◆ RECORDS PROVIDED ◆
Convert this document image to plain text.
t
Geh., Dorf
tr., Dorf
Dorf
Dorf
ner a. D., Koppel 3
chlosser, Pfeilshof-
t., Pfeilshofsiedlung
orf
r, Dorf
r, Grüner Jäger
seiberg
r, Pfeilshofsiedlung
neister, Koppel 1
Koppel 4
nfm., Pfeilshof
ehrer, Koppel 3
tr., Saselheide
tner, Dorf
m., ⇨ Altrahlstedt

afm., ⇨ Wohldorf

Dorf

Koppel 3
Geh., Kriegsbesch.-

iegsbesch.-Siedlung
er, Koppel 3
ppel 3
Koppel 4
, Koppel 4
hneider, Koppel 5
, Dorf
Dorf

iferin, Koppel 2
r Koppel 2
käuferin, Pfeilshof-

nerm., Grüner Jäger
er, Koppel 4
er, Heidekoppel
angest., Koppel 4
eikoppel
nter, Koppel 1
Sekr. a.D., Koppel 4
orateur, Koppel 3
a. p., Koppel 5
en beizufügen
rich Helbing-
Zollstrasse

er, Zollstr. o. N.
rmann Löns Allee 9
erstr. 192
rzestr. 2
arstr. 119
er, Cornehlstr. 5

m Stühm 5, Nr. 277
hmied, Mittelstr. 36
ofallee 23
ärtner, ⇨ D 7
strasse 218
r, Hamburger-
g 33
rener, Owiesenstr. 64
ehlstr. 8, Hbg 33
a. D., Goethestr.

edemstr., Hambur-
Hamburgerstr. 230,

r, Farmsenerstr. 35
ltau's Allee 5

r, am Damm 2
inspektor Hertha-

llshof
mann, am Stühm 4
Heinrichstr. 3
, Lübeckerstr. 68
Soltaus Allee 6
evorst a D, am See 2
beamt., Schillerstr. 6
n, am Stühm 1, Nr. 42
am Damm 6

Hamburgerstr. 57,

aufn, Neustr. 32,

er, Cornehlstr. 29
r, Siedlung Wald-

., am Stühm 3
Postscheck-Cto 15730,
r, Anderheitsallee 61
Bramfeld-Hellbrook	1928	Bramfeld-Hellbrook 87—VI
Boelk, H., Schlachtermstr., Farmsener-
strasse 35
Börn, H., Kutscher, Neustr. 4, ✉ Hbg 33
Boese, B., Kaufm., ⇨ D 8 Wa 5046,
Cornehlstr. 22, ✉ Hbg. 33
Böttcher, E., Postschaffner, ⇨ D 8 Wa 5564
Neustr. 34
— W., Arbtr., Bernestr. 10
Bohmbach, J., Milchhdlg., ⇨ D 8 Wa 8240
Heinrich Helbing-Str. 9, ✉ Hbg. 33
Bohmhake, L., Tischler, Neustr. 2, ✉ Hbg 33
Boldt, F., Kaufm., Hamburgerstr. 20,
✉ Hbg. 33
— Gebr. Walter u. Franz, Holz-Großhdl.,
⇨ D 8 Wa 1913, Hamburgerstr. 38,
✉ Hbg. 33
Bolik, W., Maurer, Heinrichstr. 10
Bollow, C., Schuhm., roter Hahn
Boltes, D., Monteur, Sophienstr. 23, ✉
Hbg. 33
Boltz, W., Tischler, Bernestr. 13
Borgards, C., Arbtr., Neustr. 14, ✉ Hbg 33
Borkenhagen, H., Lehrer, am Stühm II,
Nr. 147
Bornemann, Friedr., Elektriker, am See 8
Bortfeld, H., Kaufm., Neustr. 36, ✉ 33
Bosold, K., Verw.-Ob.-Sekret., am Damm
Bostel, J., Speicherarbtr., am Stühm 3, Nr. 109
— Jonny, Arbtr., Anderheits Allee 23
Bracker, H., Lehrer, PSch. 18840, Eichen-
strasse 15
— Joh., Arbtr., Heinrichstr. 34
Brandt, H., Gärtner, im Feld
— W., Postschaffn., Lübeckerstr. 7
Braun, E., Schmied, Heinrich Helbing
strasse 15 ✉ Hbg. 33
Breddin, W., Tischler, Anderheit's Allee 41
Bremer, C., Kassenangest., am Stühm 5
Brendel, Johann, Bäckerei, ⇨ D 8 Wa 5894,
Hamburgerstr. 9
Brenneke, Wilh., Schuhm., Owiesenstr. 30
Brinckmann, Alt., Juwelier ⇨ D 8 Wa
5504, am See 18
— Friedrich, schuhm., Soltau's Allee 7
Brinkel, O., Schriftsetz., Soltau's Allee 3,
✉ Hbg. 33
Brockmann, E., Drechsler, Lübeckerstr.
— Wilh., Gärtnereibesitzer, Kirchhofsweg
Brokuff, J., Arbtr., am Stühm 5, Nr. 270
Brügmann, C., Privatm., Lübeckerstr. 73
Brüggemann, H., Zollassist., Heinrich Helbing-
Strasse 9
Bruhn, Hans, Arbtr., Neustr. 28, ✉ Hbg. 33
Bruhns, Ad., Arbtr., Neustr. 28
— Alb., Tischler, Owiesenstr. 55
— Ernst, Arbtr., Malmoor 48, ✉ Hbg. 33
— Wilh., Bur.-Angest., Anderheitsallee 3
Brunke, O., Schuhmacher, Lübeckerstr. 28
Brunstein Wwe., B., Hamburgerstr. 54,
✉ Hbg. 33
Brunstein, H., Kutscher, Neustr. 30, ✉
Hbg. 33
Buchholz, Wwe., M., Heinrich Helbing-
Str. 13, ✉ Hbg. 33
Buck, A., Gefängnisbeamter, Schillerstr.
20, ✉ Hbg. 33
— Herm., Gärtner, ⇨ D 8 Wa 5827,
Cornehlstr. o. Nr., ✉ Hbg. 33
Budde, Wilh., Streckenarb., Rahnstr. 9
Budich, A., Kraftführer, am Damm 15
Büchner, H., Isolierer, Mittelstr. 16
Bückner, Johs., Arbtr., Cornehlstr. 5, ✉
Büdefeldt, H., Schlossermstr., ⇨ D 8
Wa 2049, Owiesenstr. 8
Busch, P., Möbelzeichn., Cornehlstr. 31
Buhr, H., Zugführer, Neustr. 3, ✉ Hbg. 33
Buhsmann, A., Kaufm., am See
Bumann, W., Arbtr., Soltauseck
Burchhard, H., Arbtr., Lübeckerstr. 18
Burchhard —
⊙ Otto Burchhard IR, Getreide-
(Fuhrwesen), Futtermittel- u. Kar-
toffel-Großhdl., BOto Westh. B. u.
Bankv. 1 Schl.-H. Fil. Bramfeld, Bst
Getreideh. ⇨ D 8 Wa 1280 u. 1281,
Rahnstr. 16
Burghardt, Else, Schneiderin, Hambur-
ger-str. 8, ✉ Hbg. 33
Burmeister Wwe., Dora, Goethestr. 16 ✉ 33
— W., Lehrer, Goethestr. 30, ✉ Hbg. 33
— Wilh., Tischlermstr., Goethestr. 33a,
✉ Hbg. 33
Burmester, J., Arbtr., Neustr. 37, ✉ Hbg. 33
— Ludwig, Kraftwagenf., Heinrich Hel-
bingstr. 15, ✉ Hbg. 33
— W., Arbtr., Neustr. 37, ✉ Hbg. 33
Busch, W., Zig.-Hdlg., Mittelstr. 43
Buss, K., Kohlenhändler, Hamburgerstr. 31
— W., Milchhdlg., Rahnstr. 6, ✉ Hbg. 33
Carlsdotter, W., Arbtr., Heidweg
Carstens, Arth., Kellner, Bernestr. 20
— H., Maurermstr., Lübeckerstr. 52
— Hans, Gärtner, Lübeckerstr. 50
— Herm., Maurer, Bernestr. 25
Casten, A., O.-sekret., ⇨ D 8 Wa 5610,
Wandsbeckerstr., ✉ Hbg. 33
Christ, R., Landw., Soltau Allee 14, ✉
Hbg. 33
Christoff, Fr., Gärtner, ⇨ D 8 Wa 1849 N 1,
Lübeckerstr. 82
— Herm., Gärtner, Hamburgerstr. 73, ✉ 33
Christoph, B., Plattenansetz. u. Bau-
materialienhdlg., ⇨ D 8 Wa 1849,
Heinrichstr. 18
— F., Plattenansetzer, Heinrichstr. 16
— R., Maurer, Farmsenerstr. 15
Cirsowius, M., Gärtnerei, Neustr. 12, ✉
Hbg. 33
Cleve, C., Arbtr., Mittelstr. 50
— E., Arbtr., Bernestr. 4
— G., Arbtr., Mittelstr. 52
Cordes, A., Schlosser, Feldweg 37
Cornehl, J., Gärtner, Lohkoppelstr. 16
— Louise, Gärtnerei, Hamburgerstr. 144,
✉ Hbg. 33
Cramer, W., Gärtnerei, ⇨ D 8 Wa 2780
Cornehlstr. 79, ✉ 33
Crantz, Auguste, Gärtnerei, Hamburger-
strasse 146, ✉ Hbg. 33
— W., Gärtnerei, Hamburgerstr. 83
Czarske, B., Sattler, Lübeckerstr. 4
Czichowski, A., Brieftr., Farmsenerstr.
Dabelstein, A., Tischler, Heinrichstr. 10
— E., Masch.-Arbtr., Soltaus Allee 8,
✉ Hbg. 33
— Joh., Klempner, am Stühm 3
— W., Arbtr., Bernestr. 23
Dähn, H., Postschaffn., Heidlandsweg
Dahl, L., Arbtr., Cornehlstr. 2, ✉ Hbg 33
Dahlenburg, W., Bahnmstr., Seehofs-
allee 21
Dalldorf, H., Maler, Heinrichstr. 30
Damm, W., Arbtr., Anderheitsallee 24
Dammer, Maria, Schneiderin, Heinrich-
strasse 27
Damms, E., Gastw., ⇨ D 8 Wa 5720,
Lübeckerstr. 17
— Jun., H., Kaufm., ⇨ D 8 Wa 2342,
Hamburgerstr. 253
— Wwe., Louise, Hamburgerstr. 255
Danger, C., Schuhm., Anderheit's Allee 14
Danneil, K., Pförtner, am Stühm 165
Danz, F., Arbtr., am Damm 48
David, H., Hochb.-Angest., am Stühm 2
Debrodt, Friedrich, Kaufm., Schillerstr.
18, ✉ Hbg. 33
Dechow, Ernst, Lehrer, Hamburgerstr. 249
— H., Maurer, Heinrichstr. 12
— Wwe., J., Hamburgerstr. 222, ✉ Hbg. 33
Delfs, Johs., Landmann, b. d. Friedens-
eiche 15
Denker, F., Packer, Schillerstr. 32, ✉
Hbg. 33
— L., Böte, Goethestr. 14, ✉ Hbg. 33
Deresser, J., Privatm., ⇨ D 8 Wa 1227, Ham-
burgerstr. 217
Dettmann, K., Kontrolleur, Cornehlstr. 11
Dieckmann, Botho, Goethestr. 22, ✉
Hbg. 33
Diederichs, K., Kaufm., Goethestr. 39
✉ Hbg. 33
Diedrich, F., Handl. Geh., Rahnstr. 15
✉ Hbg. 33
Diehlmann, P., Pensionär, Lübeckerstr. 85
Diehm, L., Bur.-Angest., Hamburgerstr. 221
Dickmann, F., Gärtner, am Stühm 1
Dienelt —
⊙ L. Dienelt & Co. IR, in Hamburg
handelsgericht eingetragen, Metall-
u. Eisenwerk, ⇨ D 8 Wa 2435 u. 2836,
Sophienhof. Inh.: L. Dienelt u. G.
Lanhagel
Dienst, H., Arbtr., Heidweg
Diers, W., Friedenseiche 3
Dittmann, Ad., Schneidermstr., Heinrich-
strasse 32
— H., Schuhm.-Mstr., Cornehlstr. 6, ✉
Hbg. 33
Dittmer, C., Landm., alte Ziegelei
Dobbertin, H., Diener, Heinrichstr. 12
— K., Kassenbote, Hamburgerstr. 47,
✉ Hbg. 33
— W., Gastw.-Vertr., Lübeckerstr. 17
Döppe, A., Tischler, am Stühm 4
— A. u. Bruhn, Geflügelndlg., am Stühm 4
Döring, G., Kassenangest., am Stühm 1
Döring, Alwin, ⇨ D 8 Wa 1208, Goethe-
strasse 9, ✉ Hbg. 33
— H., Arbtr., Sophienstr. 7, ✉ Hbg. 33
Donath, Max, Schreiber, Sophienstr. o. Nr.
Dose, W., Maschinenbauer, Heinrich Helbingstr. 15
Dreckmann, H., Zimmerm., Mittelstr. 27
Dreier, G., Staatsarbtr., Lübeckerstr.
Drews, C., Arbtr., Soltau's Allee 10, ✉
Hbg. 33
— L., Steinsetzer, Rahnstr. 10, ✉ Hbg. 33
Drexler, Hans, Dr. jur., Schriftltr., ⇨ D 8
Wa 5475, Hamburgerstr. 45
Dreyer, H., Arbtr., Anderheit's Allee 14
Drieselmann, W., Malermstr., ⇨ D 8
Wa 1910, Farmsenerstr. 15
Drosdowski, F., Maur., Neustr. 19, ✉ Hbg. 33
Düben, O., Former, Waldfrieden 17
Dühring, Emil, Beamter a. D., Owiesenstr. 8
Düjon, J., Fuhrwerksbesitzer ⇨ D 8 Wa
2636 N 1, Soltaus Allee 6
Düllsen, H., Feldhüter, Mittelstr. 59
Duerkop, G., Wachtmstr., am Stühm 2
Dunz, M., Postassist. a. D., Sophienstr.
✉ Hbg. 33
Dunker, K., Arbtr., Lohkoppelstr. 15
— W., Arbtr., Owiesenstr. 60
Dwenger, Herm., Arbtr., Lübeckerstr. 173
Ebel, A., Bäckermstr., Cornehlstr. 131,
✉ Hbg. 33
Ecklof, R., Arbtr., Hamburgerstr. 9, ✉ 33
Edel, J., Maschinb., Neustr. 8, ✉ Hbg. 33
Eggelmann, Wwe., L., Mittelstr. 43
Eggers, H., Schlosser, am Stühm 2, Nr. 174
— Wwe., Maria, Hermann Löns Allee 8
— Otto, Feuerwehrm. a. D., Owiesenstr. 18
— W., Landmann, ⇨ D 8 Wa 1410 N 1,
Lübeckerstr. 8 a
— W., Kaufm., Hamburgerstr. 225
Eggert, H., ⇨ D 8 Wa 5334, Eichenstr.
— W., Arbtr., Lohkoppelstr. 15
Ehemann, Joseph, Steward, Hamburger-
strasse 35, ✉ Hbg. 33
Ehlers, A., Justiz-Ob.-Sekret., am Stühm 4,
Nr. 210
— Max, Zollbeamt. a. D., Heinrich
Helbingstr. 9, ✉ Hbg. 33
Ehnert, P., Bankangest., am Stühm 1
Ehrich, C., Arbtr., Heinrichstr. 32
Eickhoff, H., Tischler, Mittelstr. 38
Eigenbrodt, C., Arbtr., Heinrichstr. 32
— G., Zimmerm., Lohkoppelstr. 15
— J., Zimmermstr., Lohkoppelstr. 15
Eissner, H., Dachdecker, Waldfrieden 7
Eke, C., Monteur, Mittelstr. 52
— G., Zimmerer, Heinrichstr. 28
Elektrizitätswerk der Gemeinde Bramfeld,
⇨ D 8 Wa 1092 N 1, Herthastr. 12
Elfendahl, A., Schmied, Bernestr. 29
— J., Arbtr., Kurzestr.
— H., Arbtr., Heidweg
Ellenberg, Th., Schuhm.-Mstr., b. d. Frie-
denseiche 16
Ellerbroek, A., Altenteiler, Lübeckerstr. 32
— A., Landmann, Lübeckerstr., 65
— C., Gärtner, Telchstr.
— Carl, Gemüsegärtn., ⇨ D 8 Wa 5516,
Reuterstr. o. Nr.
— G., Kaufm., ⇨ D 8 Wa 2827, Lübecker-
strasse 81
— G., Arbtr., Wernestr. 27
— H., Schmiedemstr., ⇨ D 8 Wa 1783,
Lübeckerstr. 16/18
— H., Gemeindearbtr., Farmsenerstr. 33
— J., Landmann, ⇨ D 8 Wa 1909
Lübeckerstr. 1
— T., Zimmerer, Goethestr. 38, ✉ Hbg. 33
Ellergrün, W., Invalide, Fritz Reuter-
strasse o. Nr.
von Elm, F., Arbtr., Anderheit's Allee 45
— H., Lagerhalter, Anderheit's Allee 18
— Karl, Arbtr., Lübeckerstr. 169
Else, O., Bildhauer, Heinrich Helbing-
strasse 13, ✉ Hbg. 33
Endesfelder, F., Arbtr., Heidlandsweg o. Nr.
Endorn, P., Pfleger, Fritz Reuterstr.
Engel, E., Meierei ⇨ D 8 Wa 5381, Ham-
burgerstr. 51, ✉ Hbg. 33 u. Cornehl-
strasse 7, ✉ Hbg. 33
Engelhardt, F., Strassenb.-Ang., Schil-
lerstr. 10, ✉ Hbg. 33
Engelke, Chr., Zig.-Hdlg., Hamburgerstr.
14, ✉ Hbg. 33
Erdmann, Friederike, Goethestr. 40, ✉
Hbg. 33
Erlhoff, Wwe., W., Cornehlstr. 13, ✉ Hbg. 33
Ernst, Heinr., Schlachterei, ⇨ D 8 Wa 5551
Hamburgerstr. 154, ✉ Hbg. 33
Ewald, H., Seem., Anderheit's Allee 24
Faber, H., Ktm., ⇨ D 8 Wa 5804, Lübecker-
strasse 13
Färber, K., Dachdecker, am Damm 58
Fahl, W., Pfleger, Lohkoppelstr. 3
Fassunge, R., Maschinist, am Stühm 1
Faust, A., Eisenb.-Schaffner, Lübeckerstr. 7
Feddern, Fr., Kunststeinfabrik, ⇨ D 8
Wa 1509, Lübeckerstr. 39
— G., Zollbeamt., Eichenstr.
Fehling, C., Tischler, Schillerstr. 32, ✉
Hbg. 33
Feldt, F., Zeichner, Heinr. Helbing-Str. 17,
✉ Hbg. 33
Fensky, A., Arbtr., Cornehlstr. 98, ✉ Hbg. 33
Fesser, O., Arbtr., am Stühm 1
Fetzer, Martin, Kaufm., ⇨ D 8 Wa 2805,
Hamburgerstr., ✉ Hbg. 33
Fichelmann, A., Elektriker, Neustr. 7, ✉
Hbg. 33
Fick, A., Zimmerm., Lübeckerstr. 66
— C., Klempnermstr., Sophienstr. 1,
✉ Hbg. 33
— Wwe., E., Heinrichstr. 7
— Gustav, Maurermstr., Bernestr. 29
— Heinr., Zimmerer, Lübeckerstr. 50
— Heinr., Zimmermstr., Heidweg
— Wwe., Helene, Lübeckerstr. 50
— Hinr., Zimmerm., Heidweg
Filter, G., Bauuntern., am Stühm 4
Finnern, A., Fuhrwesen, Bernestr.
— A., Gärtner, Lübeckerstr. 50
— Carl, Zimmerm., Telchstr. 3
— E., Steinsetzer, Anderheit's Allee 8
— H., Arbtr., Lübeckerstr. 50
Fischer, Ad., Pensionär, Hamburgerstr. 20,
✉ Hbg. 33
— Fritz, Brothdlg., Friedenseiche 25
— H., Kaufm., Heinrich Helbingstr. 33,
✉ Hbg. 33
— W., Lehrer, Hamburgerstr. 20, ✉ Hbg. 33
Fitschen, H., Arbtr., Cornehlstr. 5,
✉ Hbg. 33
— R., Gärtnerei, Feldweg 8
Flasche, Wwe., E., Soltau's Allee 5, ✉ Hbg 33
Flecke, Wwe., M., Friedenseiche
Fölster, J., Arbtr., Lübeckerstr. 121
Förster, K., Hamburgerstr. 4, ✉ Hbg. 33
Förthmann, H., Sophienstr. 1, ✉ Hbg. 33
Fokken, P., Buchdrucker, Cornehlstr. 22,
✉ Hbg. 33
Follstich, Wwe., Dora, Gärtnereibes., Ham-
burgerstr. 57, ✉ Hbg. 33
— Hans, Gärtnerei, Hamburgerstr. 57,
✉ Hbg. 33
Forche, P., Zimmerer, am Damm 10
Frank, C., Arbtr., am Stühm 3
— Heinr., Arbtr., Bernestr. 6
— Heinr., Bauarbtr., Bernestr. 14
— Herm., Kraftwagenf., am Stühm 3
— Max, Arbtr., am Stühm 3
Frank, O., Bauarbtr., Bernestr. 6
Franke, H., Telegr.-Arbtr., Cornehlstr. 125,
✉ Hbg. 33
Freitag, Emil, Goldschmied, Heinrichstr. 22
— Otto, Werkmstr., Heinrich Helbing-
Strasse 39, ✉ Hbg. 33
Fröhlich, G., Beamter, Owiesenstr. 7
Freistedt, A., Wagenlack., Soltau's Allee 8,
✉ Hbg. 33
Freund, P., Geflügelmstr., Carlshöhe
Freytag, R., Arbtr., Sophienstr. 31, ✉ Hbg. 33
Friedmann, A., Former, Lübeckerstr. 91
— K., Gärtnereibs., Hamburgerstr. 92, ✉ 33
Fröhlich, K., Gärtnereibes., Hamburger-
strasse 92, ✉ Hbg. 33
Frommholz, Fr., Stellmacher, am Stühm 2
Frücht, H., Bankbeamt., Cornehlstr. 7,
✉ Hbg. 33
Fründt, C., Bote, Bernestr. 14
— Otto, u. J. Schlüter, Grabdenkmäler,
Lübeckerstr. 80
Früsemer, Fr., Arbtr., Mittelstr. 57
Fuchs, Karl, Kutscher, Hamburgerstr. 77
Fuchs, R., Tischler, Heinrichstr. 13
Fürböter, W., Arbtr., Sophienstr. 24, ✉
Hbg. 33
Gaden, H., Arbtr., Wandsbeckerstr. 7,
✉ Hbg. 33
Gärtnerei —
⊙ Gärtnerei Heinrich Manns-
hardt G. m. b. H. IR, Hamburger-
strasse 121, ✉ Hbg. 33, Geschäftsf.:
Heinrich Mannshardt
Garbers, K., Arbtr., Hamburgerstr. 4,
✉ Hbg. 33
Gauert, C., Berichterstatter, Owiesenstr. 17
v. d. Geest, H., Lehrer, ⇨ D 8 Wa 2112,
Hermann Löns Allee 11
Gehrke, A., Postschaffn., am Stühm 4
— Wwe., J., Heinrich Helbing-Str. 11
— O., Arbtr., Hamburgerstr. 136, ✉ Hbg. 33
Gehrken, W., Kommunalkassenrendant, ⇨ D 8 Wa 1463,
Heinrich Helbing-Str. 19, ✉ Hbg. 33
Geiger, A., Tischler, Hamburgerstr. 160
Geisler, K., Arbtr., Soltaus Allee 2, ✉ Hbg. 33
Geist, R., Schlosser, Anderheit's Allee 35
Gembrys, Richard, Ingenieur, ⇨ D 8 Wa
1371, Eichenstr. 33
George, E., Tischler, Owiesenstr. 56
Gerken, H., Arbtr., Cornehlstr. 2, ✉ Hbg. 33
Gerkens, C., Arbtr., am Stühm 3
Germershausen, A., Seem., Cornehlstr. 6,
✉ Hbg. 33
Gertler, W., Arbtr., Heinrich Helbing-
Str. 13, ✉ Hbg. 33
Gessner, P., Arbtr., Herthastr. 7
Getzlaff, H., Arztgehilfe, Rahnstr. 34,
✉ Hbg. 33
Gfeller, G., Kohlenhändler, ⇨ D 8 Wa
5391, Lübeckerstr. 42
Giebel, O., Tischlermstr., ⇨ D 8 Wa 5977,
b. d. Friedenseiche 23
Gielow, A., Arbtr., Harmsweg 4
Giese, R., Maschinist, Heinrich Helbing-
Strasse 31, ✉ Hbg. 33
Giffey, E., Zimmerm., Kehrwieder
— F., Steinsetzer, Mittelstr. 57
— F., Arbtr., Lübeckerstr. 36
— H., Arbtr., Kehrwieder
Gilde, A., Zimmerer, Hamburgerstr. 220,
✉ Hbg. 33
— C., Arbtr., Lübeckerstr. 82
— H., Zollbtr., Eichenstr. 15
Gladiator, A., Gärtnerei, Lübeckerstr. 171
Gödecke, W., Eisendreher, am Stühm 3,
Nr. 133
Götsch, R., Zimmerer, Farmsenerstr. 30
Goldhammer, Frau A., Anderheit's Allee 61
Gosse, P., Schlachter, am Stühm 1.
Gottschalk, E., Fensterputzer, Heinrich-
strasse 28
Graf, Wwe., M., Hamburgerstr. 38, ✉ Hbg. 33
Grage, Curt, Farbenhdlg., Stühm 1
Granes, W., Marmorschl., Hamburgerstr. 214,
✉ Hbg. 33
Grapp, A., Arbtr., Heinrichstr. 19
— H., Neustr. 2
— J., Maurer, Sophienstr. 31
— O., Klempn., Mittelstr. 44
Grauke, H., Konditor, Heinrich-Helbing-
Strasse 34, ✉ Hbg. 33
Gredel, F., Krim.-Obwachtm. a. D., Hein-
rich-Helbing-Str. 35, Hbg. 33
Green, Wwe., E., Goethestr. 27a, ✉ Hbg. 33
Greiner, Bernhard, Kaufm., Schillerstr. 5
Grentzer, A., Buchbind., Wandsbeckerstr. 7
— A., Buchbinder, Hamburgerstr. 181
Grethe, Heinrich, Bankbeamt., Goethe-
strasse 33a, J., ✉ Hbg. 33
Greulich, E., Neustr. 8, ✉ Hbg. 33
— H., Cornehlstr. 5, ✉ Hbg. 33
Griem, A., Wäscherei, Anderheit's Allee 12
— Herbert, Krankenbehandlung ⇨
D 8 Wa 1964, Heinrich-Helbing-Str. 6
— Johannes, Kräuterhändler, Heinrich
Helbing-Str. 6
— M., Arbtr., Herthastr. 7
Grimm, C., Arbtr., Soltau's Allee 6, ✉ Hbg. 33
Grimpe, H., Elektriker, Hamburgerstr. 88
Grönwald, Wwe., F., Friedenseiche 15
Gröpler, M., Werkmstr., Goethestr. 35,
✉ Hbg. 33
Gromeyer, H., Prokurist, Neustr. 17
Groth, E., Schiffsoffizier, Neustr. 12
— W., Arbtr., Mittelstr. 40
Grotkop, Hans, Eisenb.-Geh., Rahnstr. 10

◆ WRITTEN TASK ◆
Using the records given above, list every line that includes the word "Maschinist".

◆ EXERCISE SOLUTION ◆
Fassunge, R., Maschinist, am Stühm 1
Giese, R., Maschinist, Heinrich Helbing-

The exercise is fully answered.